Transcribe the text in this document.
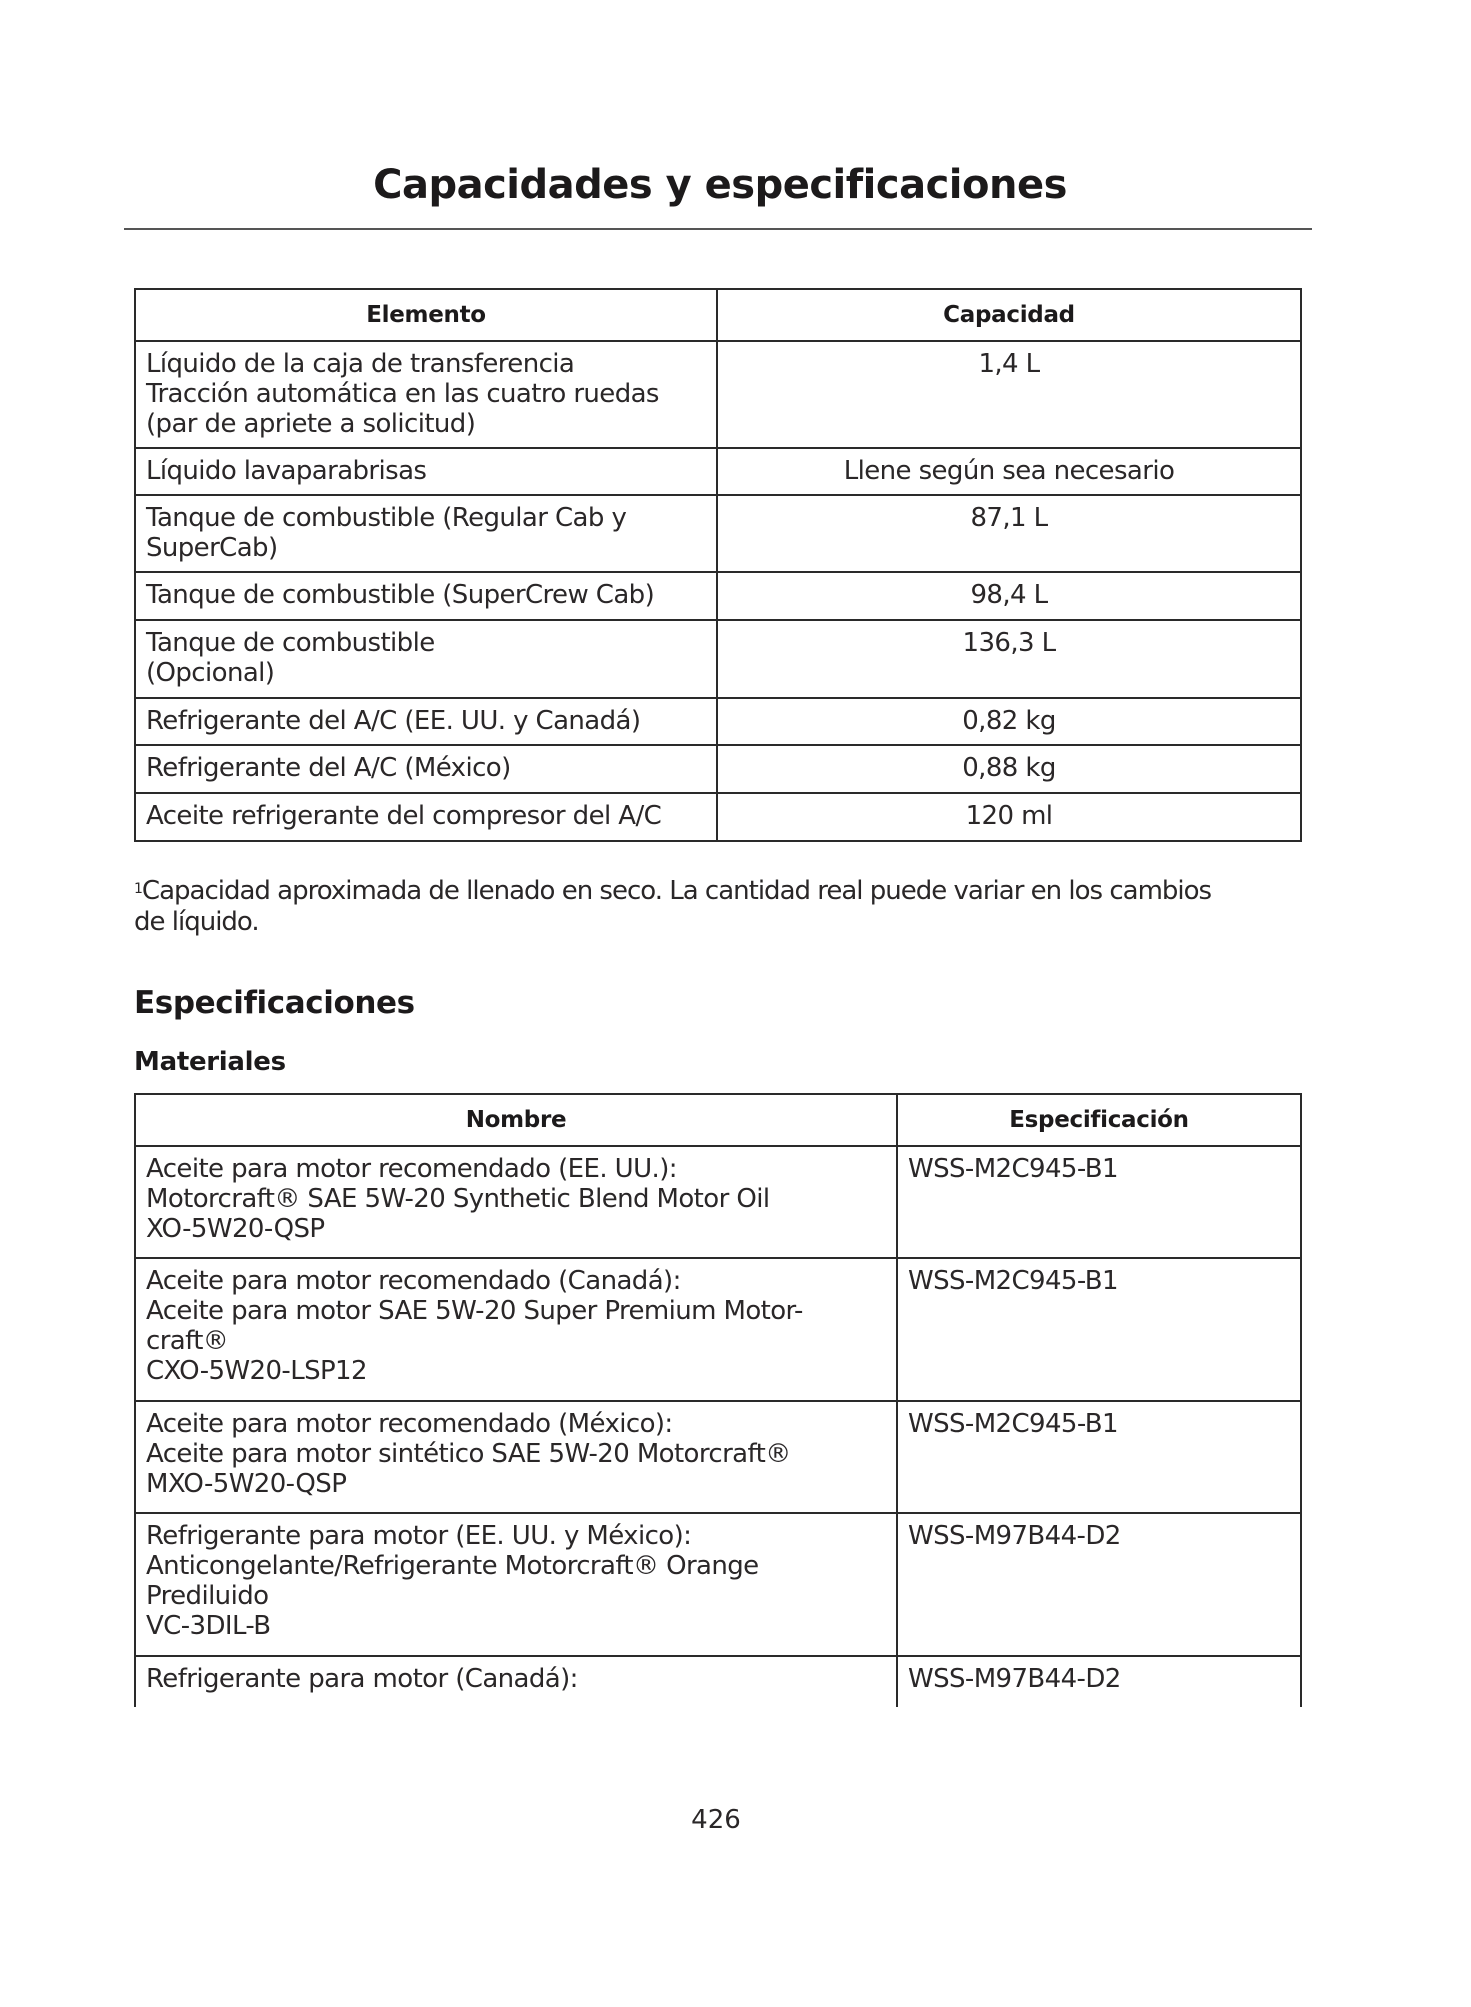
Capacidades y especificaciones
Elemento	Capacidad

Líquido de la caja de transferencia
Tracción automática en las cuatro ruedas
(par de apriete a solicitud)	1,4 L

Líquido lavaparabrisas	Llene según sea necesario

Tanque de combustible (Regular Cab y
SuperCab)	87,1 L

Tanque de combustible (SuperCrew Cab)	98,4 L

Tanque de combustible
(Opcional)	136,3 L

Refrigerante del A/C (EE. UU. y Canadá)	0,82 kg

Refrigerante del A/C (México)	0,88 kg

Aceite refrigerante del compresor del A/C	120 ml
$^1$Capacidad aproximada de llenado en seco. La cantidad real puede variar en los cambios
de líquido.
Especificaciones
Materiales
Nombre	Especificación

Aceite para motor recomendado (EE. UU.):
Motorcraft® SAE 5W-20 Synthetic Blend Motor Oil
XO-5W20-QSP	WSS-M2C945-B1

Aceite para motor recomendado (Canadá):
Aceite para motor SAE 5W-20 Super Premium Motor-
craft®
CXO-5W20-LSP12	WSS-M2C945-B1

Aceite para motor recomendado (México):
Aceite para motor sintético SAE 5W-20 Motorcraft®
MXO-5W20-QSP	WSS-M2C945-B1

Refrigerante para motor (EE. UU. y México):
Anticongelante/Refrigerante Motorcraft® Orange
Prediluido
VC-3DIL-B	WSS-M97B44-D2

Refrigerante para motor (Canadá):	WSS-M97B44-D2
426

-- -- --

## Exercise brief
Gather every line from the entries above where the word "Aceite" appears, and copy them.

## Final result
Aceite refrigerante del compresor del A/C	120 ml
Aceite para motor recomendado (EE. UU.):
Aceite para motor recomendado (Canadá):
Aceite para motor SAE 5W-20 Super Premium Motor-
Aceite para motor recomendado (México):
Aceite para motor sintético SAE 5W-20 Motorcraft®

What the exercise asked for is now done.